▶ **Textauszug**:
Die ins Ausland geflüchteten Ukrainer*innen sind meist gut ausgebildet und hoch qualifiziert, ihr Fehlen schwächt die einheimische Wirtschaft und den zukünftigen Wiederaufbau des Landes. Während der Krieg noch andauert, verschärft sich die wirtschaftliche und soziale Lage der Menschen im Land. Dazu beigetragen haben auch neoliberale Gesetzesänderungen, die die ukrainische Regierung nach Kriegsbeginn beschlossen hat – wobei sich seit 2023 eine punktuelle Abkehr davon abzeichnet.

▶ **Aufgabe A**:
Beantworte zum Text über die Lage in der Ukraine folgende Fragen:
(i) Wie werden die ins Ausland geflüchteten Ukrainer*innen meist beschrieben?
(ii) Welche Art von Gesetzesänderungen hat die ukrainische Regierung nach Kriegsbeginn beschlossen?
(iii) Was zeichnet sich seit 2023 ab?
▶ **Aufgabe B**: Führe den Text über die Lage in der Ukraine nach seinem letzten Satz fort.

▶ **Vorliegende Daten**:
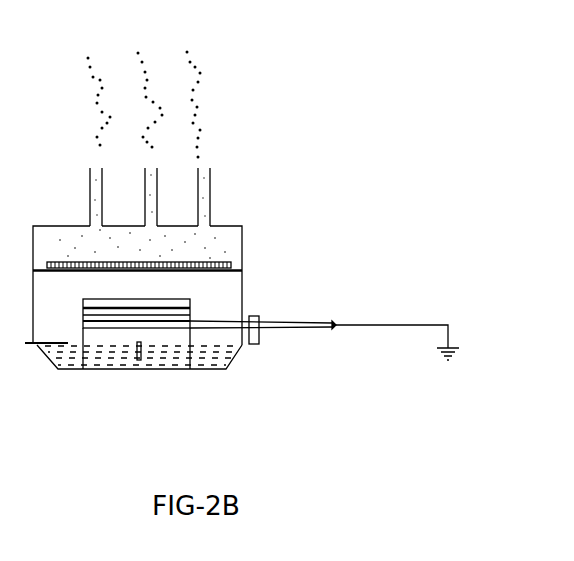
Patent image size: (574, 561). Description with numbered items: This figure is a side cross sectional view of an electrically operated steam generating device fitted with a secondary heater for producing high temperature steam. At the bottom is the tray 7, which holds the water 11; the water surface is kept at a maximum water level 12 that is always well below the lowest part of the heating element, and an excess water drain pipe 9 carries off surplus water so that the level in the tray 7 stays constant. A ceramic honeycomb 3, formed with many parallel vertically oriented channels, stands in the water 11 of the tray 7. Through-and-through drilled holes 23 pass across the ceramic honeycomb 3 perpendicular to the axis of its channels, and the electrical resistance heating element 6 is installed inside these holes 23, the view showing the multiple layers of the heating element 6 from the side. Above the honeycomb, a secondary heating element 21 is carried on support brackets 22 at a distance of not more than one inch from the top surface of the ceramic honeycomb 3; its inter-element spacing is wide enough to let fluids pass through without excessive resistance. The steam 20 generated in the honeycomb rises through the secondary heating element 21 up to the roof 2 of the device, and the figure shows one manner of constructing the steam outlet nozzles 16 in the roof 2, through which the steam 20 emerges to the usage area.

▶ **Lösung A**:
(i) Als gut ausgebildet und hoch qualifiziert.
(ii) Neoliberale Gesetzesänderungen.
(iii) Eine punktuelle Abkehr von diesen neoliberalen Gesetzesänderungen.

▶ **Lösung B**:
Mehr Freiheiten für Unternehmen
2022 sank der durchschnittliche Arbeitslohn inflationsbereinigt um mehr als zehn Prozent im Vergleich zum Vorjahr. Die Jahresinflation lag bei über 20 Prozent. Mehr als jeder Dritte Beschäftigte verlor den Job. Die ukrainische Regierung griff zu radikalen Maßnahmen, die den Arbeitgebern praktisch alle Freiheiten gewährten, um ihre Betriebe zu retten – auf Kosten der sozialen und wirtschaftlichen Rechte ihrer Beschäftigten. Der Kündigungsschutz wurde praktisch abgeschafft, die Privatisierung und Deregulierung der öffentlichen Daseinsvorsorge vorangetrieben.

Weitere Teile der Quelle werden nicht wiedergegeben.